> _Set problem_: Copy every line from the data below in which the string "shortcut" can be found.

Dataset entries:

>>>

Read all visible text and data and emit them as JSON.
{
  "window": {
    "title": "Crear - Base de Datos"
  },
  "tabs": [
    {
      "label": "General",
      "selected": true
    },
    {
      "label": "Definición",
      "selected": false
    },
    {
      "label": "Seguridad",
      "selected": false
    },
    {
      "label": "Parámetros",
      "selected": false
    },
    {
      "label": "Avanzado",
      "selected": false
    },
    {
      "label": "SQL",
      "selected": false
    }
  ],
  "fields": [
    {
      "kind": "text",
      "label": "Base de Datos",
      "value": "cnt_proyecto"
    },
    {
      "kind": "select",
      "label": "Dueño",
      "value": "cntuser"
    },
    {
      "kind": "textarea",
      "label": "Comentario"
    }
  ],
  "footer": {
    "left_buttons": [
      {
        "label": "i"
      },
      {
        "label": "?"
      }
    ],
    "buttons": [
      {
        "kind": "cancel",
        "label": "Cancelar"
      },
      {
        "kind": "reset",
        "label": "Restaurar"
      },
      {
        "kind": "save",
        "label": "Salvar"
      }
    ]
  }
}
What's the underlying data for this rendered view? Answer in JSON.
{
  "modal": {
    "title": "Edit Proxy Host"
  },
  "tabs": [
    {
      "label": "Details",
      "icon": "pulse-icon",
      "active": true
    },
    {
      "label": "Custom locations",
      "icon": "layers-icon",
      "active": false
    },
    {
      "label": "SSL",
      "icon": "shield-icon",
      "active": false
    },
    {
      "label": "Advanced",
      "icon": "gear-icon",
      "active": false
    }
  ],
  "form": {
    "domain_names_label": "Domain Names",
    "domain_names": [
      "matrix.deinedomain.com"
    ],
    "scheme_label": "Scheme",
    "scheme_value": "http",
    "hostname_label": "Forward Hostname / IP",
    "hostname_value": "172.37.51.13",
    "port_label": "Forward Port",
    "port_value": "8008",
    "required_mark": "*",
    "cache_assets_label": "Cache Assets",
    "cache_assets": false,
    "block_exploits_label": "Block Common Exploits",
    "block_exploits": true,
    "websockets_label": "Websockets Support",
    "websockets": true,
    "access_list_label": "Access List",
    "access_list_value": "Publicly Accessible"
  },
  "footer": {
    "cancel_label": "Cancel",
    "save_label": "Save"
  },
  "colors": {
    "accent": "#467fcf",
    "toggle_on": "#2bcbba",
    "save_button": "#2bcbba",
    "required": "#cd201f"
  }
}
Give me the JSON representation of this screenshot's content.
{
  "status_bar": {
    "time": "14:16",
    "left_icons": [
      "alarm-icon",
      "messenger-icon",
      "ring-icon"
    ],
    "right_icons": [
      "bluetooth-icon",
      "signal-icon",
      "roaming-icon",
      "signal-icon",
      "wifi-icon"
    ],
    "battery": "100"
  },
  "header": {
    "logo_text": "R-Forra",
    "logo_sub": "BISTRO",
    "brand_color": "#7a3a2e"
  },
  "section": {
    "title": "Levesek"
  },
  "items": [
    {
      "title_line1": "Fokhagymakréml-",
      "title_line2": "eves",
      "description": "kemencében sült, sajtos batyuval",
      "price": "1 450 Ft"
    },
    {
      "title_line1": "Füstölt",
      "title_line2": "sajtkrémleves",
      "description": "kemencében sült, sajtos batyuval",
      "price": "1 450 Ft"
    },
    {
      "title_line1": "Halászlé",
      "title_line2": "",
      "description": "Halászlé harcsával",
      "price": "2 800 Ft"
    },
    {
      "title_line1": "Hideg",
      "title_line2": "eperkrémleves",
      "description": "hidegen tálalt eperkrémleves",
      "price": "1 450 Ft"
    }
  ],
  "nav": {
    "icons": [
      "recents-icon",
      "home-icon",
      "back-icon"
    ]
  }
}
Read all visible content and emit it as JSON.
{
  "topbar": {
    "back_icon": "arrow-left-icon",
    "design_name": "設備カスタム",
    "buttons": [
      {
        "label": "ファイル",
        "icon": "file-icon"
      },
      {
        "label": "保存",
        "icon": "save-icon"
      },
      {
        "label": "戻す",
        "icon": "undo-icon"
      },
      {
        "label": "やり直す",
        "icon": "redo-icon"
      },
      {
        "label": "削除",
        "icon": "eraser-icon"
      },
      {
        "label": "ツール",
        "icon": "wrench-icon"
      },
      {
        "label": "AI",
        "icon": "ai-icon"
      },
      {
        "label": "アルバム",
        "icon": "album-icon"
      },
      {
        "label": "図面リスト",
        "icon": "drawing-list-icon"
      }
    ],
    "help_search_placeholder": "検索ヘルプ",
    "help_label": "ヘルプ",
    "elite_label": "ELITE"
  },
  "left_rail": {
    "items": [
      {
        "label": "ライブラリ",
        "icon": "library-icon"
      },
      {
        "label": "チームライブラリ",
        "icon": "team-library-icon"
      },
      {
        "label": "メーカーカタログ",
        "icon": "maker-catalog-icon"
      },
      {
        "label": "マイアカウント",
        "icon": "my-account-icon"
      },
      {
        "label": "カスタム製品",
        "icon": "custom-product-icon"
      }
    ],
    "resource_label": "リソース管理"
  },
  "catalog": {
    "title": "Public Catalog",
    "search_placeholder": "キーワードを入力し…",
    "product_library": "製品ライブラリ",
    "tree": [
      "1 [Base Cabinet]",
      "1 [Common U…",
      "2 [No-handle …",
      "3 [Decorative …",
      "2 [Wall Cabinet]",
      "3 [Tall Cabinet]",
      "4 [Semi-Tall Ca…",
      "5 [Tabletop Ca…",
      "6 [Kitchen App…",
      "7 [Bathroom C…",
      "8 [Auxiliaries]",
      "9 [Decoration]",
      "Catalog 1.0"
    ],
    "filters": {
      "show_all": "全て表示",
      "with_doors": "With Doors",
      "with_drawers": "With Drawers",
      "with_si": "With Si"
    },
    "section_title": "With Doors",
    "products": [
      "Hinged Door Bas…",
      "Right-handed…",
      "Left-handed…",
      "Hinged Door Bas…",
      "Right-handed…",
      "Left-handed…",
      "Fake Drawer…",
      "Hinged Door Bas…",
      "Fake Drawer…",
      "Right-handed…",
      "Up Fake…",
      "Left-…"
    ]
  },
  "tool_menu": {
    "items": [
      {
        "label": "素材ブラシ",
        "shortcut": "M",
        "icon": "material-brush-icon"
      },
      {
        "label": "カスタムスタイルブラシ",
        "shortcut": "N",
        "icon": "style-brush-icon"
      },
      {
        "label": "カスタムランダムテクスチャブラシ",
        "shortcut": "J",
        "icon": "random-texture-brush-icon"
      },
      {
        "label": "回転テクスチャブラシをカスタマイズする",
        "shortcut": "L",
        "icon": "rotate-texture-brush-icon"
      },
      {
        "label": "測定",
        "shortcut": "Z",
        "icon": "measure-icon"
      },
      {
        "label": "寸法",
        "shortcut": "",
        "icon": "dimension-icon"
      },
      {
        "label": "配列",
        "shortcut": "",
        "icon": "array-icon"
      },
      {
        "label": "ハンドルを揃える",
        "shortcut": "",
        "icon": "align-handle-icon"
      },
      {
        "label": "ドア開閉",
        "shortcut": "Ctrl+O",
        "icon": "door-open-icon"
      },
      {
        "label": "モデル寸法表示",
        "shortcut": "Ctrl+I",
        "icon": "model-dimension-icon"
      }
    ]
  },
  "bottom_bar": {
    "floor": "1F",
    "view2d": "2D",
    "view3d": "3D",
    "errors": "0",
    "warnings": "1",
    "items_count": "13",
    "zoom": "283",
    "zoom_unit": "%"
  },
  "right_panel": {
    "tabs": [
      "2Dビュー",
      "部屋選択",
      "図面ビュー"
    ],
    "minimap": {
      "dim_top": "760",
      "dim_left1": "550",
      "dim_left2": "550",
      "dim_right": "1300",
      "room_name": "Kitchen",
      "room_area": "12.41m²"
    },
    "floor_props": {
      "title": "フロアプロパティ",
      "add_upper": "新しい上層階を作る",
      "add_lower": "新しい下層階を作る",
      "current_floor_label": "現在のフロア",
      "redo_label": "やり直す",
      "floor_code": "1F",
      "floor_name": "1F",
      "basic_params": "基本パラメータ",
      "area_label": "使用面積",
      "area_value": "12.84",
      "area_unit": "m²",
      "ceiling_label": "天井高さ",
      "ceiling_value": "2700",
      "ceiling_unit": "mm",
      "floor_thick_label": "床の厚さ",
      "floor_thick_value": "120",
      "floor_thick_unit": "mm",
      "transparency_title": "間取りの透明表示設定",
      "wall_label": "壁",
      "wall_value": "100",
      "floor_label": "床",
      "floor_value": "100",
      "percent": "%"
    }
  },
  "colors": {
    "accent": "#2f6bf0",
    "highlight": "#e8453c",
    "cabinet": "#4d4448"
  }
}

<<<

> _Final result_:
        "shortcut": "M",
        "shortcut": "N",
        "shortcut": "J",
        "shortcut": "L",
        "shortcut": "Z",
        "shortcut": "",
        "shortcut": "",
        "shortcut": "",
        "shortcut": "Ctrl+O",
        "shortcut": "Ctrl+I",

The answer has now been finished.